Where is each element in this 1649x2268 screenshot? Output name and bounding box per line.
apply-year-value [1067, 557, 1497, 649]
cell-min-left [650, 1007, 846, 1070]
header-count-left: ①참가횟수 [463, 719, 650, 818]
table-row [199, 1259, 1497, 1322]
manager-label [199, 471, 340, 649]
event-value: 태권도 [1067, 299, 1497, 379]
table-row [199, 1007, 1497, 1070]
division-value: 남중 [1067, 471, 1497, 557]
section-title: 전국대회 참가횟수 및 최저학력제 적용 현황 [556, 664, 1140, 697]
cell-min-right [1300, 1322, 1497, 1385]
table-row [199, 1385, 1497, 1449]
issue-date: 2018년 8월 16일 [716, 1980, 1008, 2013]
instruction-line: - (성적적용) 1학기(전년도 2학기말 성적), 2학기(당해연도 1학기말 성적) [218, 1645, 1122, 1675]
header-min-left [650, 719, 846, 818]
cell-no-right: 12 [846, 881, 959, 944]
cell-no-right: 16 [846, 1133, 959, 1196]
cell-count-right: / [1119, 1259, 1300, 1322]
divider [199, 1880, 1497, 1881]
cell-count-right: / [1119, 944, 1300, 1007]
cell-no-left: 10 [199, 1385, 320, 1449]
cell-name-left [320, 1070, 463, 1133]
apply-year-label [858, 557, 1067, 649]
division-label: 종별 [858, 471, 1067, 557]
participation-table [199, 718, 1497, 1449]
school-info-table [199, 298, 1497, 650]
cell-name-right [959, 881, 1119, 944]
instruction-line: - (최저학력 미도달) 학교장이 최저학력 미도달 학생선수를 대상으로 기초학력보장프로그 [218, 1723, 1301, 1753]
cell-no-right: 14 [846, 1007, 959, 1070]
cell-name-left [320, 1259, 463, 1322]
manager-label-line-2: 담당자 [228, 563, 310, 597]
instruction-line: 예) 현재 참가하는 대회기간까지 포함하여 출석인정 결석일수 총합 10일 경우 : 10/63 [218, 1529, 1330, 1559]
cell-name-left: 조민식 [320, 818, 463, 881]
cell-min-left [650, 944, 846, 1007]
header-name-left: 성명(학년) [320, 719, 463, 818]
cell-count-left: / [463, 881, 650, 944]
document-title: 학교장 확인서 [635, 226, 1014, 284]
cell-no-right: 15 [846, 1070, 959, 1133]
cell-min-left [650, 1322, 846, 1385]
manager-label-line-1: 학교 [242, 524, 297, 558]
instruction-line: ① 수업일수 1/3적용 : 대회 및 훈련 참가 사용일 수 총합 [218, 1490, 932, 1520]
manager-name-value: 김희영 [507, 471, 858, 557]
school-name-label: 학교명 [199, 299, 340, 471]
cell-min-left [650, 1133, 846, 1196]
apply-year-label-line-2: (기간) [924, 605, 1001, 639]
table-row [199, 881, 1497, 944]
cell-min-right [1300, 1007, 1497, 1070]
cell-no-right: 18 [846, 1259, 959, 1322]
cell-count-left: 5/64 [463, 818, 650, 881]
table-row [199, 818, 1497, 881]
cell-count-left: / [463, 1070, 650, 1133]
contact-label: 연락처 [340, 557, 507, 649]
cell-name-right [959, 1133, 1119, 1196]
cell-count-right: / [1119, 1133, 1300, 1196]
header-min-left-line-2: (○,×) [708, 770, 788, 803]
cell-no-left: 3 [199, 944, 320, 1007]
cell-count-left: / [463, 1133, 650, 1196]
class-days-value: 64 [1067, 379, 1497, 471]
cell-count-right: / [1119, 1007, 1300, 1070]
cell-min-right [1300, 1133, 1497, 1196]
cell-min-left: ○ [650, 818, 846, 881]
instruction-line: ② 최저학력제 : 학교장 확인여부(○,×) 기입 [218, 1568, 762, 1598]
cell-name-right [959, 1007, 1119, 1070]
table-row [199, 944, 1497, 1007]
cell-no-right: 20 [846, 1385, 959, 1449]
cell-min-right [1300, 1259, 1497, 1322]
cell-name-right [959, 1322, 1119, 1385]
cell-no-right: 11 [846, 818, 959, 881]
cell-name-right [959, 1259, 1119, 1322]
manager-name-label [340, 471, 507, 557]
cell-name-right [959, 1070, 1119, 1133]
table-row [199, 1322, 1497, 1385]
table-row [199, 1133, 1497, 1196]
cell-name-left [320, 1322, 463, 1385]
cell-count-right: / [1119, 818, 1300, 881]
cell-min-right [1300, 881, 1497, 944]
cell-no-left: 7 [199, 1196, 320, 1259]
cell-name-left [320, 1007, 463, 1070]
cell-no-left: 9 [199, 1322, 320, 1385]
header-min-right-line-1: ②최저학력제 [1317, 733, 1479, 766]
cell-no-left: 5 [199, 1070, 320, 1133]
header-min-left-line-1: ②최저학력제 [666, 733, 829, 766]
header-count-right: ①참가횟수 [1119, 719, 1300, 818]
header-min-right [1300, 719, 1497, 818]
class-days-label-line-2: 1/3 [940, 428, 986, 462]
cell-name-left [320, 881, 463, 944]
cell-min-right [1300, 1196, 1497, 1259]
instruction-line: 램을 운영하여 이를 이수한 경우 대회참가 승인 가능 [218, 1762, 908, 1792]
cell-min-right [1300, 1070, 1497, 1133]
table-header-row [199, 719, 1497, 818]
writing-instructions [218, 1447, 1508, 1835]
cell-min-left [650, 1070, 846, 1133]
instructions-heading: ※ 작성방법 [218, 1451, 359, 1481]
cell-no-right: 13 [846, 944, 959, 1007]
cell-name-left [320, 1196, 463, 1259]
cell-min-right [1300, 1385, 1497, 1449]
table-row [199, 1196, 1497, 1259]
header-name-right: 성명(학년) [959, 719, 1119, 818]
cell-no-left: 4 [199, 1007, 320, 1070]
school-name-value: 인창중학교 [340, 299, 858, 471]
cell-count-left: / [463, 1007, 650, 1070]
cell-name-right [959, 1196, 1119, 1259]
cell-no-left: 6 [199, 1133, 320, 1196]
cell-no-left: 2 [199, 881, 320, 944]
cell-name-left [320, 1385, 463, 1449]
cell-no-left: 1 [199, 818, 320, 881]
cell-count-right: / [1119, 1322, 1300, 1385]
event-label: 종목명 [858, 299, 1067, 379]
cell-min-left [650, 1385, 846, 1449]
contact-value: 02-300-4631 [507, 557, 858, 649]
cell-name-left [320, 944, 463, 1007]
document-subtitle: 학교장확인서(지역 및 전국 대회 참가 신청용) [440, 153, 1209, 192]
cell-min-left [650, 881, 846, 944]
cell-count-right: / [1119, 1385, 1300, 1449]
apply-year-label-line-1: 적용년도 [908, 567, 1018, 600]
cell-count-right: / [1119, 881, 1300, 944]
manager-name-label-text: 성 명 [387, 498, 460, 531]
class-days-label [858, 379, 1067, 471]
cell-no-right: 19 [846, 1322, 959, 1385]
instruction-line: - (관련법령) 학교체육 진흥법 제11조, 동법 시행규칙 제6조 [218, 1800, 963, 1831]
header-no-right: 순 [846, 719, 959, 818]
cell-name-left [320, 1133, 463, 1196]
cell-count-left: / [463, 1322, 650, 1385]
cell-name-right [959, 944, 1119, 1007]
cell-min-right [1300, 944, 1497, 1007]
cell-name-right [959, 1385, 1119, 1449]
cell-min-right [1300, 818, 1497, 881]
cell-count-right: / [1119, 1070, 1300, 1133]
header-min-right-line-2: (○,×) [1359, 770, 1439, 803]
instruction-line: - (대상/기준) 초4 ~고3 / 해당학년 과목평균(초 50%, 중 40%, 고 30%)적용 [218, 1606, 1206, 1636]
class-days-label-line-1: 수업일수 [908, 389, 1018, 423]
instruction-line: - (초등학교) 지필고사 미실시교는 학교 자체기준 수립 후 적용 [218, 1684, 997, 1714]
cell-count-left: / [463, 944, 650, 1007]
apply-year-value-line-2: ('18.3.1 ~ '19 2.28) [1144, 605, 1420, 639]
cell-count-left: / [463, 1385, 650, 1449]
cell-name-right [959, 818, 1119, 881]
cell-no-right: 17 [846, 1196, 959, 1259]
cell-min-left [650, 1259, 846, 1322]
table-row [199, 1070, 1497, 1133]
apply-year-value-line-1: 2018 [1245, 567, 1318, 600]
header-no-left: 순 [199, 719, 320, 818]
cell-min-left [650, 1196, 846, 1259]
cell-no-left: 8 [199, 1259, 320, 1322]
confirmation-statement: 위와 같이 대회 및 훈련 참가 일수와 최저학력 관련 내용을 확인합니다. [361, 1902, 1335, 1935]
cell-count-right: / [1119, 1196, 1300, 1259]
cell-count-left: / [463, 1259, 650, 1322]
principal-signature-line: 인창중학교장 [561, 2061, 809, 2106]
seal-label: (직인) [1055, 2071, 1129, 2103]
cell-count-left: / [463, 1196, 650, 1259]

____

The problem
Arrange the records, starting with their first line and going on through the line with "cell-name-right [959, 881, 1119, 944]", as a Markdown table with the columns Row and Line, giving each line a row number and leaving out blank lines.

Expected answer
| Row | Line |
|---|---|
| 1 | Where is each element in this 1649x2268 screenshot? Output name and bounding box per line. |
| 2 | apply-year-value [1067, 557, 1497, 649] |
| 3 | cell-min-left [650, 1007, 846, 1070] |
| 4 | header-count-left: ①참가횟수 [463, 719, 650, 818] |
| 5 | table-row [199, 1259, 1497, 1322] |
| 6 | manager-label [199, 471, 340, 649] |
| 7 | event-value: 태권도 [1067, 299, 1497, 379] |
| 8 | table-row [199, 1007, 1497, 1070] |
| 9 | division-value: 남중 [1067, 471, 1497, 557] |
| 10 | section-title: 전국대회 참가횟수 및 최저학력제 적용 현황 [556, 664, 1140, 697] |
| 11 | cell-min-right [1300, 1322, 1497, 1385] |
| 12 | table-row [199, 1385, 1497, 1449] |
| 13 | issue-date: 2018년 8월 16일 [716, 1980, 1008, 2013] |
| 14 | instruction-line: - (성적적용) 1학기(전년도 2학기말 성적), 2학기(당해연도 1학기말 성적) [218, 1645, 1122, 1675] |
| 15 | header-min-left [650, 719, 846, 818] |
| 16 | cell-no-right: 12 [846, 881, 959, 944] |
| 17 | cell-no-right: 16 [846, 1133, 959, 1196] |
| 18 | cell-count-right: / [1119, 1259, 1300, 1322] |
| 19 | divider [199, 1880, 1497, 1881] |
| 20 | cell-count-right: / [1119, 944, 1300, 1007] |
| 21 | cell-no-left: 10 [199, 1385, 320, 1449] |
| 22 | cell-name-left [320, 1070, 463, 1133] |
| 23 | apply-year-label [858, 557, 1067, 649] |
| 24 | division-label: 종별 [858, 471, 1067, 557] |
| 25 | participation-table [199, 718, 1497, 1449] |
| 26 | school-info-table [199, 298, 1497, 650] |
| 27 | cell-name-right [959, 881, 1119, 944] |